Exercise prompt: Copy all of the material word for word, except for the pictures.

*** Entries shown

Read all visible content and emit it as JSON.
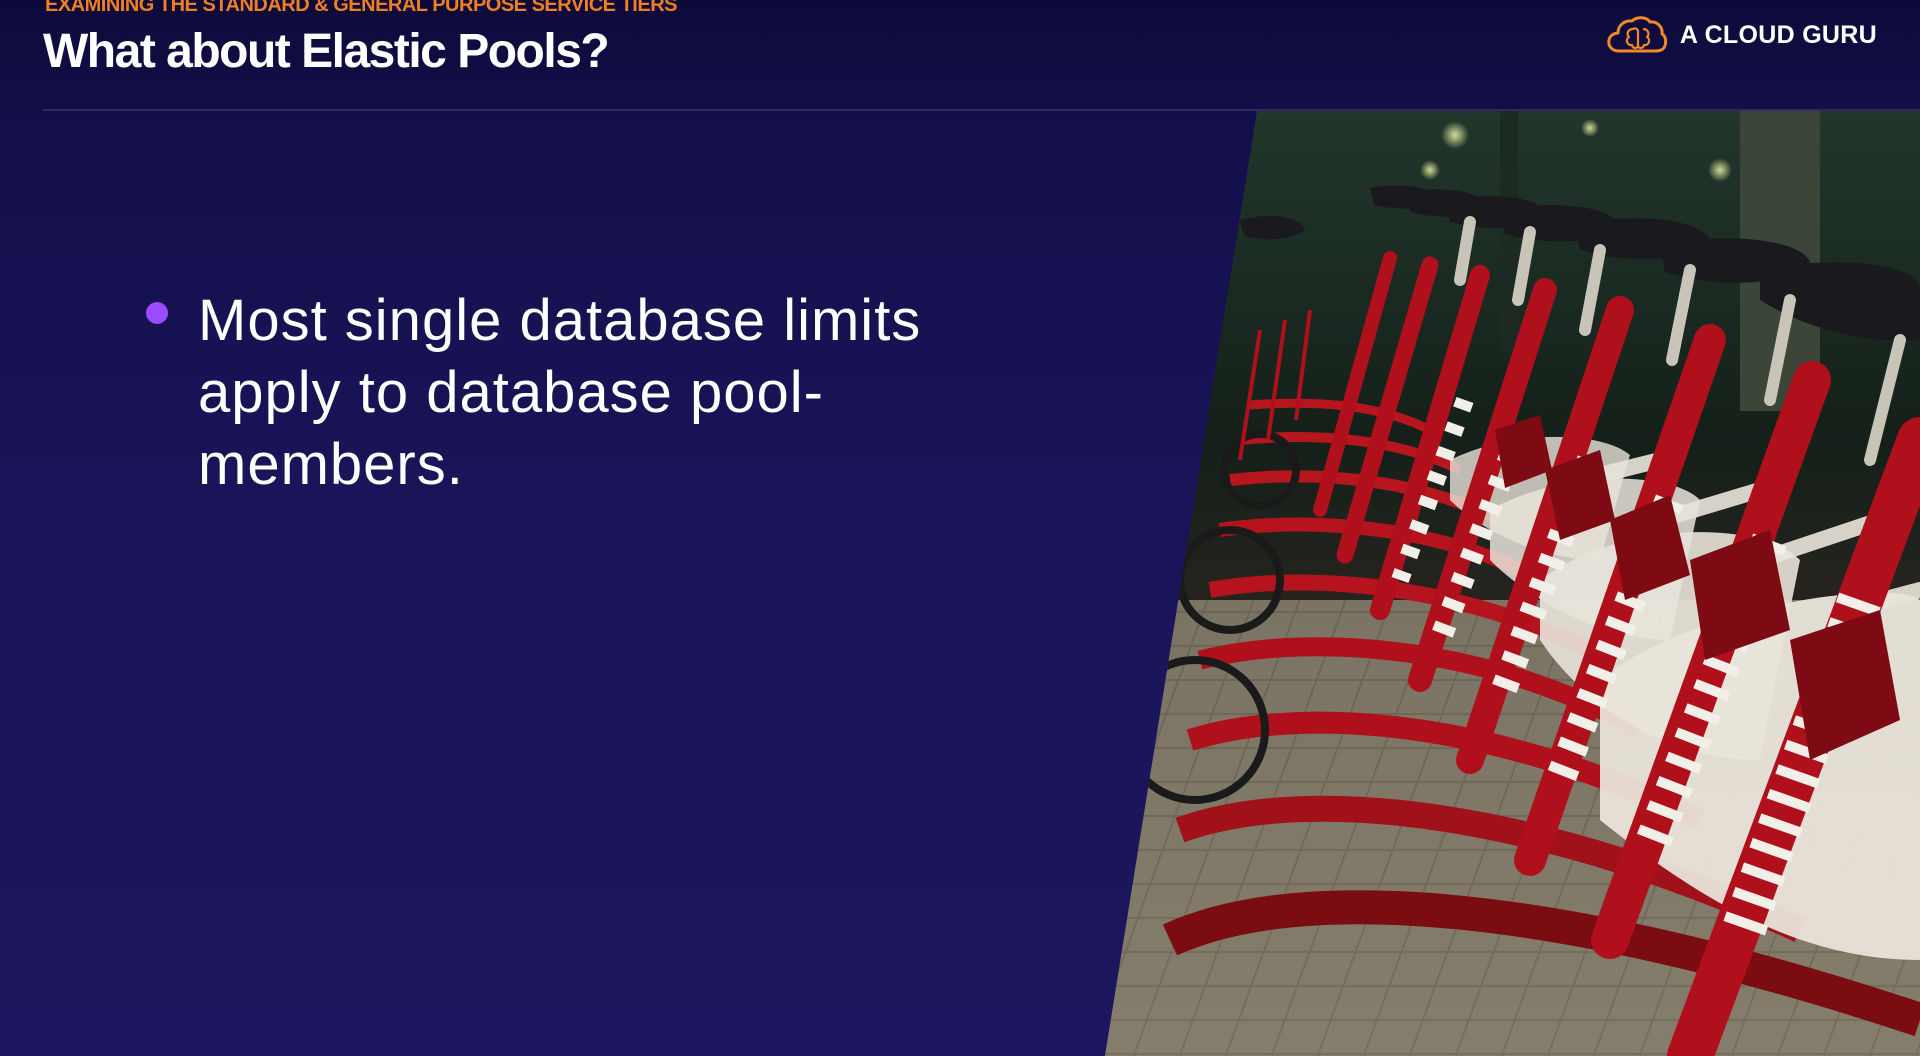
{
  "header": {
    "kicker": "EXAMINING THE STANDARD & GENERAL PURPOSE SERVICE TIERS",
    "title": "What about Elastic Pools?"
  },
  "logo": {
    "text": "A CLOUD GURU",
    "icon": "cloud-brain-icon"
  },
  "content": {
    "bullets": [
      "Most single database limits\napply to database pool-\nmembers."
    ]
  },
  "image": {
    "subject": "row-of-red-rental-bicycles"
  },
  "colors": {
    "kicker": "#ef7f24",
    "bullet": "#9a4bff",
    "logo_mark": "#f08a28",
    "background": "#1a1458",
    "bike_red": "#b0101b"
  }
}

******

Result:
Read all visible content and emit it as JSON.
{
  "header": {
    "kicker": "EXAMINING THE STANDARD & GENERAL PURPOSE SERVICE TIERS",
    "title": "What about Elastic Pools?"
  },
  "logo": {
    "text": "A CLOUD GURU",
    "icon": "cloud-brain-icon"
  },
  "content": {
    "bullets": [
      "Most single database limits\napply to database pool-\nmembers."
    ]
  },
  "image": {
    "subject": "row-of-red-rental-bicycles"
  },
  "colors": {
    "kicker": "#ef7f24",
    "bullet": "#9a4bff",
    "logo_mark": "#f08a28",
    "background": "#1a1458",
    "bike_red": "#b0101b"
  }
}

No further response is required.